* START INPUT RECORDS *

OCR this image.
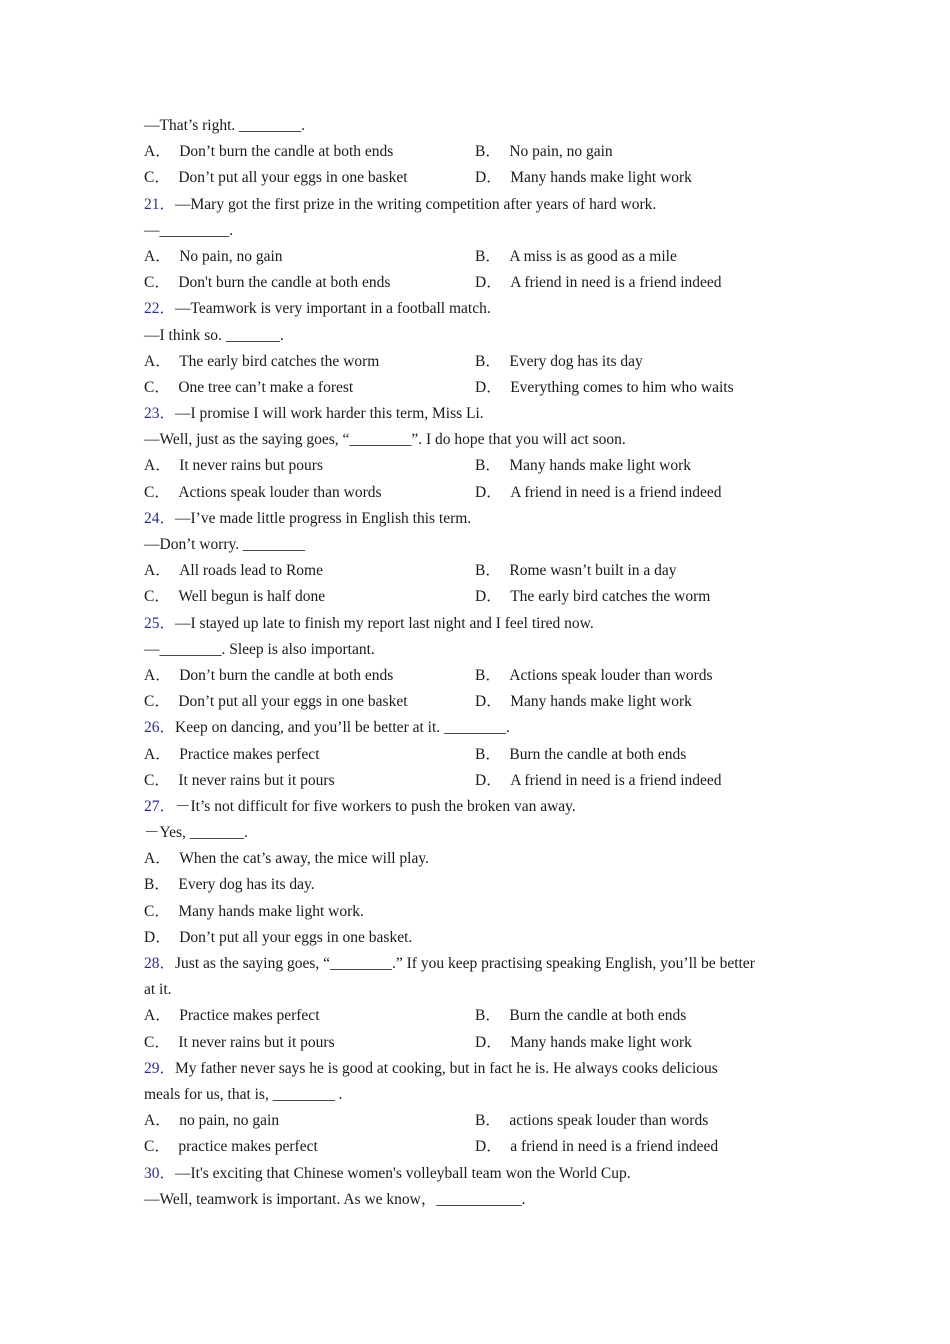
—That’s right. ________.
A． Don’t burn the candle at both ends	B． No pain, no gain
C． Don’t put all your eggs in one basket	D． Many hands make light work
21．—Mary got the first prize in the writing competition after years of hard work.
—_________.
A． No pain, no gain	B． A miss is as good as a mile
C． Don't burn the candle at both ends	D． A friend in need is a friend indeed
22．—Teamwork is very important in a football match.
—I think so. _______.
A． The early bird catches the worm	B． Every dog has its day
C． One tree can’t make a forest	D． Everything comes to him who waits
23．—I promise I will work harder this term, Miss Li.
—Well, just as the saying goes, “________”. I do hope that you will act soon.
A． It never rains but pours	B． Many hands make light work
C． Actions speak louder than words	D． A friend in need is a friend indeed
24．—I’ve made little progress in English this term.
—Don’t worry. ________
A． All roads lead to Rome	B． Rome wasn’t built in a day
C． Well begun is half done	D． The early bird catches the worm
25．—I stayed up late to finish my report last night and I feel tired now.
—________. Sleep is also important.
A． Don’t burn the candle at both ends	B． Actions speak louder than words
C． Don’t put all your eggs in one basket	D． Many hands make light work
26．Keep on dancing, and you’ll be better at it. ________.
A． Practice makes perfect	B． Burn the candle at both ends
C． It never rains but it pours	D． A friend in need is a friend indeed
27．－It’s not difficult for five workers to push the broken van away.
－Yes, _______.
A． When the cat’s away, the mice will play.
B． Every dog has its day.
C． Many hands make light work.
D． Don’t put all your eggs in one basket.
28．Just as the saying goes, “________.” If you keep practising speaking English, you’ll be better
at it.
A． Practice makes perfect	B． Burn the candle at both ends
C． It never rains but it pours	D． Many hands make light work
29．My father never says he is good at cooking, but in fact he is. He always cooks delicious
meals for us, that is, ________ .
A． no pain, no gain	B． actions speak louder than words
C． practice makes perfect	D． a friend in need is a friend indeed
30．—It's exciting that Chinese women's volleyball team won the World Cup.
—Well, teamwork is important. As we know，___________.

* END INPUT RECORDS *

- _REQUIREMENT_
Collect each line above holding the string "need".

- _EXERCISE RESPONSE_
C． Don't burn the candle at both ends	D． A friend in need is a friend indeed
C． Actions speak louder than words	D． A friend in need is a friend indeed
C． It never rains but it pours	D． A friend in need is a friend indeed
C． practice makes perfect	D． a friend in need is a friend indeed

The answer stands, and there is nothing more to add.